Qué hacer —
A: Reproduce literalmente el fragmento del texto sobre el bicentenario de la Revolución griega que va desde "Los pasados días" hasta "Artes de Madrid.", ambos incluidos.
B: Retoma el texto sobre el bicentenario de la Revolución griega y prosíguelo a partir de su última oración.

--- Pasaje citado ---

Los pasados días 10 y 11 de noviembre la Embajada de Grecia, para celebrar el bicentenario de la Revolución de 1821, organizó dos jornadas consecutivas cuyo fin era dar tribuna a historiadores y filólogos españoles, que visibilizaron y pusieron en valor los lazos históricos que unen a los pueblos griego y español ante un auditorio lleno en el Círculo de Bellas Artes de Madrid.

 

La Revolución griega tuvo muy buena acogida entre la opinión pública española en la época del Trienio Liberal, según nos descubrió la doctora Eva Latorre Broto en sus investigaciones sobre el precoz filohelenismo español de aquel entonces, al que define como genuino, político, revolucionario, liberal, entusiasta, fraternal, solidario y desligado de cualquier connotación religiosa. Esta investigadora nos reveló a uno de los combatientes españoles filohelenos más importantes que se implicaron en la revolución, José García de Villalta (Sevilla 1801 – 1846), que luchó en Grecia por sus ideales liberales y que más tarde sería nombrado Encargado de Negocios en Atenas, pasando sus últimos años de vida como diplomático en la capital helena.

 

Más allá del apoyo que el movimiento filohelénico mundial ofreció generosamente a los revolucionarios griegos, cabe destacar que el pueblo griego a comienzos del siglo XIX estaba ya constituido sobre la base de la lengua común (griego moderno) y de la religión compartida (cristianismo ortodoxo). La Ilustración griega, todo un movimiento ideológico de intelectuales y de comerciantes griegos esparcidos por toda Europa, había preparado el terreno, los espíritus y la opinión pública internacional al ver en la Revolución griega un movimiento genuino por la libertad y por la creación de un nuevo Estado independiente. Los revolucionarios griegos eran conscientes de que compartían un pasado histórico común que venía de muy antaño, desde las ruinas del ágora, pasando por Alejandro Magno y llegando hasta Bizancio. De esta manera, muchos griegos se consideraban continuadores de esta tradición, historia y bagaje cultural heredados.

--- Información proporcionada ---

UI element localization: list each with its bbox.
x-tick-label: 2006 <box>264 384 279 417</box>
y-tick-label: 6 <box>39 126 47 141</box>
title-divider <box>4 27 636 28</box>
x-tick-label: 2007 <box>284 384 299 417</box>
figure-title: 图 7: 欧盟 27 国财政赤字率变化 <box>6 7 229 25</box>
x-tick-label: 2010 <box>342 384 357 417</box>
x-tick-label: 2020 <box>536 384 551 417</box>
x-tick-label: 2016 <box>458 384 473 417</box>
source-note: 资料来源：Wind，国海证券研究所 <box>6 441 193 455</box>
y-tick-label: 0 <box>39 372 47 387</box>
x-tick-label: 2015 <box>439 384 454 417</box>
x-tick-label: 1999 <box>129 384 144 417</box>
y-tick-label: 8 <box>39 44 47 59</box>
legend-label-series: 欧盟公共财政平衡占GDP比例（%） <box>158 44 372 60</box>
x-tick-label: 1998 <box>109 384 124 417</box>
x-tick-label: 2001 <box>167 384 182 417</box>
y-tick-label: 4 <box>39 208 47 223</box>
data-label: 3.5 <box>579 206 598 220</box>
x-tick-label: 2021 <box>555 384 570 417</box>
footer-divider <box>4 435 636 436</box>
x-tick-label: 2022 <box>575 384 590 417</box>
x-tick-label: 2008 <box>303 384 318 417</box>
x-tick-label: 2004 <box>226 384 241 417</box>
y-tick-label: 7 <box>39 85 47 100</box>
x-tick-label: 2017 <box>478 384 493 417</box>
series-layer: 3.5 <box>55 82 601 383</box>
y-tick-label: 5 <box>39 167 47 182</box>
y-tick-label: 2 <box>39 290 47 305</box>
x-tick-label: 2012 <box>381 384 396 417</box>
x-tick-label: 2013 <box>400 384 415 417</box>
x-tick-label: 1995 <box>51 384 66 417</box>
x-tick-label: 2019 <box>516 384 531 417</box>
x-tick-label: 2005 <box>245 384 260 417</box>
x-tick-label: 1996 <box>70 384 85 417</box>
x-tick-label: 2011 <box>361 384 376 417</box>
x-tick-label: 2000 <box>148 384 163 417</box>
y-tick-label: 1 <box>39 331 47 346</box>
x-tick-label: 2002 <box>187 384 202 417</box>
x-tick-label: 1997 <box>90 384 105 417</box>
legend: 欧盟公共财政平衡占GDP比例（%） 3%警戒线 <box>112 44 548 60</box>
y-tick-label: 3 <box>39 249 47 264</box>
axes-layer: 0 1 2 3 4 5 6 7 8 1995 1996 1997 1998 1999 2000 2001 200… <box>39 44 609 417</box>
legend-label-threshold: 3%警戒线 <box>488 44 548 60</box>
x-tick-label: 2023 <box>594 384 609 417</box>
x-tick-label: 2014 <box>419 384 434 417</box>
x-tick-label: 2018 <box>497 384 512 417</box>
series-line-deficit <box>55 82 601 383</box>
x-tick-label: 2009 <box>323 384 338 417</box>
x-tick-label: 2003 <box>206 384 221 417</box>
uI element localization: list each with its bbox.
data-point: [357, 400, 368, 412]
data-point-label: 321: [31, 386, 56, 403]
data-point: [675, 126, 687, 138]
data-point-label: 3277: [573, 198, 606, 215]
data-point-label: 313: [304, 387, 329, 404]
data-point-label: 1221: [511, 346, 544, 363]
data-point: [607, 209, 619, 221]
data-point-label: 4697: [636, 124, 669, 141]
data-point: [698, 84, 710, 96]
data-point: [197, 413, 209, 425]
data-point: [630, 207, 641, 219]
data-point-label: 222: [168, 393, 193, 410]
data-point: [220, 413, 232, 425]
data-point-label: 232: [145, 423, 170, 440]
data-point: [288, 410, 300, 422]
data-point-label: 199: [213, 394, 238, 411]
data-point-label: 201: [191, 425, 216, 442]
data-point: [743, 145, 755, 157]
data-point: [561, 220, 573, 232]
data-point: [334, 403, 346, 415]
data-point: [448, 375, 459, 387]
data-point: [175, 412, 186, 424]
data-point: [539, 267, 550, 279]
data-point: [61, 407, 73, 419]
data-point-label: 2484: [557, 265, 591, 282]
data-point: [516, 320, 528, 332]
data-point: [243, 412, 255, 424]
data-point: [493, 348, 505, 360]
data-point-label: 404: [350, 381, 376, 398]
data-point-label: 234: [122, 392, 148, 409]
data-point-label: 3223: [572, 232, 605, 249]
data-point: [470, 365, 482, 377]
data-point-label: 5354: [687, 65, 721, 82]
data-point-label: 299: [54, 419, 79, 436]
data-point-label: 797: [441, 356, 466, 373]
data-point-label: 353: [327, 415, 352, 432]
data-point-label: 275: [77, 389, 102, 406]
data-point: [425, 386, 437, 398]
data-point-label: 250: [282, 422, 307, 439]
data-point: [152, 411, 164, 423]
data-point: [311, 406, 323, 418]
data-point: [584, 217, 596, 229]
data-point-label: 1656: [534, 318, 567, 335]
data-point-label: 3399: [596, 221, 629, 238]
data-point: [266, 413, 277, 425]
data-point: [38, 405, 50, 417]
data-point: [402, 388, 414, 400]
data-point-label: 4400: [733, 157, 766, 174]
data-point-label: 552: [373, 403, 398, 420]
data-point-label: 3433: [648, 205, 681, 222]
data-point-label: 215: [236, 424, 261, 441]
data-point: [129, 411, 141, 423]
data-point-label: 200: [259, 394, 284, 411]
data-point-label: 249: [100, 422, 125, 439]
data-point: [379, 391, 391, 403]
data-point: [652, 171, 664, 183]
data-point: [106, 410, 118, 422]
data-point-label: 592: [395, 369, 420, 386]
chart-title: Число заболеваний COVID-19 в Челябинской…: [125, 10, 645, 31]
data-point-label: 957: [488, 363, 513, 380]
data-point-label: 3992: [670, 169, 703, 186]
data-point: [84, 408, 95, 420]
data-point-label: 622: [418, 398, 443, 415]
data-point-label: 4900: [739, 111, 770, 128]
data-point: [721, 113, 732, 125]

---

Soluciones —
A:
Los pasados días 10 y 11 de noviembre la Embajada de Grecia, para celebrar el bicentenario de la Revolución de 1821, organizó dos jornadas consecutivas cuyo fin era dar tribuna a historiadores y filólogos españoles, que visibilizaron y pusieron en valor los lazos históricos que unen a los pueblos griego y español ante un auditorio lleno en el Círculo de Bellas Artes de Madrid.

B:
Por supuesto, no se pretende que los griegos contemporáneos sean descendientes directos de los griegos antiguos, de Pericles o de Tucídides. No es una cuestión de continuidad sanguínea, es decir, biológica, sino de querer ser el continuador de una historia que se asume como propia, de considerar ese pasado como suyo. En este sentido, hay un suceso que recoge Ioannis Makriyannis, un luchador por la independencia griega que, analfabeto, aprendió a escribir ya de mayor solo para dejar constancia de sus memorias:
«Yo tenía dos estatuas, dos estatuas muy bonitas, casi perfectas: una mujer y un príncipe. Estaban esculpidas tan perfectamente que se veían las venas. Cuando perdimos una batalla, unos soldados míos cogieron estas estatuas y se pusieron a negociar con unos europeos para venderlas. Pedían muchísimo dinero. Los europeos estaban a punto de comprarlas y entonces les dije a mis soldados: Estas estatuas, incluso si estos europeos os ofrecieran un millón, no las dejéis salir de Grecia, porque por estas piedras y estas estatuas estamos luchando».

 

Seferis, premio Nobel de Literatura y diplomático griego nacido en Esmirna, en su ensayo llamado «Un griego: Makriyannis», que escribió aprovechando extractos de las memorias de este militar, comenta que la persona que pronunció justamente estas palabras no fue Lord Byron, ni una persona culta o un arqueólogo, sino un hijo de pastores iletrado: «Por estas piedras luchamos». Makriyannis demostró con esta afirmación que se sentía como el último eslabón de una larga tradición y todavía más larga historia.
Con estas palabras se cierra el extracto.